_Set exercise_
Transcribe everything from "The flip-phone arrived" down to "a free phone." in the column on Irish influencer culture, keeping each word and punctuation mark unchanged.

_Document section_
<<<<
Girl Offline: How I Feel About the Enormous Power of Irish Influencer Culture - The Gloss Magazine

Girl Offline: How I Feel About the Enormous Power of Irish Influencer Culture

The flip-phone arrived at my house last week, delivered by a courier. Nokia got wind of me writing about my (slow, painfully slow) migration away from the smart-phone and offered to send me their latest model. I said yes, because undergoing the whole experience of new-phone-buying in crowded tech shops in December was going to be hell on earth – also, because holy God, a free phone.

I am a person online but I am not a person who receives free things online – with the exception of advance-copies of books that publicists ask me to read. It’s no secret at all that Ireland booms with influencers: smart, charismatic people who talk into the camera to us, the fourth wall invisible, their parasocial impact amped up to the maximum. Some have hundreds of thousands of followers, some have a mere fraction of that. They talk about their lives, and products. Hashtag spon, hashtag ad. I don’t mind this, and in my daily scroll am happy to peer into some of these women’s lives. I’m interested in their opinions, I like hearing smart women talk. They feel, at times, like company. Their hair is generally immaculate. Their homes, symmetrical and clean. They are at once hyper real, and unreal. I know I am speaking in generalities here, because I don’t want this to turn into a study of individuals, more of a phenomenon.

There are some who I followed for years then had to unfollow because they were, frankly, making me sad with their glamour and wealth. Their performance of progress: weightloss, businesses booming, homes bought. Their eyes staring through the screen like a friend on Facetime – which is not something I generally use with my real friends, just these ghosts in my phone. Turning away from some of my daily check-ins was a relief: the disparity between what I am able to perform and achieve and what they were posting was a chasm that had started to give me vertigo. It has, and I know this, skewed what I can expect from myself.

And look, I haven’t hate-followed anyone since the days of MySpace and clicking around looking for ways to feel bad about myself for not being a thin American women with pink hair and enough confidence to be a GodsGirl. I’m online long enough to know that when a stranger’s content is hurting me, I can literally just look away if I resist the impulse to follow the pain even for a minute, for five minutes, then it goes away. We choose every follow ourselves, the mute function is a relief. These women with expensive lives don’t know me, I’m just data in their views. And like the anonymity of connecting to Youtubers, I can participate in silence while still feeling like I’m connected in some way. Nobody is going to ask me anything. I can just listen and absorb. Feel like I’m less by myself, while remaining entirely by myself. The only time I’ve ever read anything that captures the strange, parochial but still somehow enormous power of Irish influencer culture, is Sophie White’s Filter This, which I devoured with a familiar delight and horror in a single sitting. It is such a new phenomenon, this world beyond the digital veil. I’m not sure how to talk about it: but I guess that’s what this column still is, isn’t it, figuring out the internet, week by week.
>>>>
_Supplied material_
<<<<
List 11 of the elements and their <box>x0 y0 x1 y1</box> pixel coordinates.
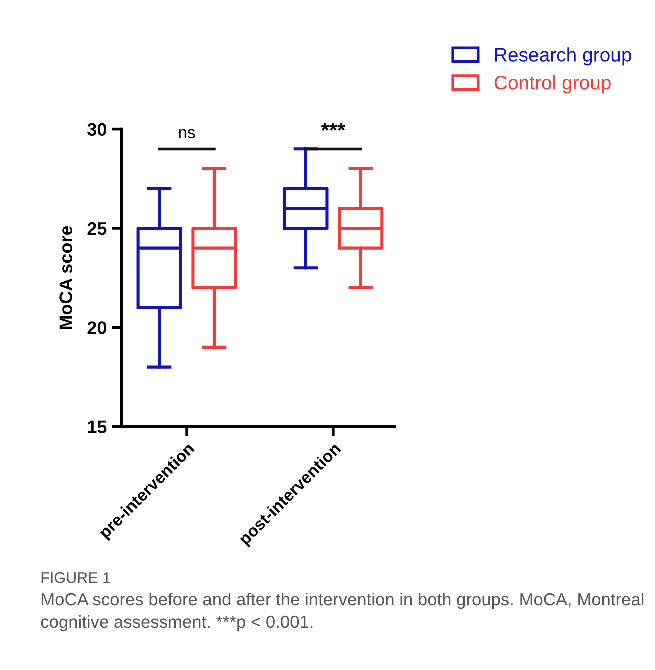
>>>>
_Answer to this problem_
The flip-phone arrived at my house last week, delivered by a courier. Nokia got wind of me writing about my (slow, painfully slow) migration away from the smart-phone and offered to send me their latest model. I said yes, because undergoing the whole experience of new-phone-buying in crowded tech shops in December was going to be hell on earth – also, because holy God, a free phone.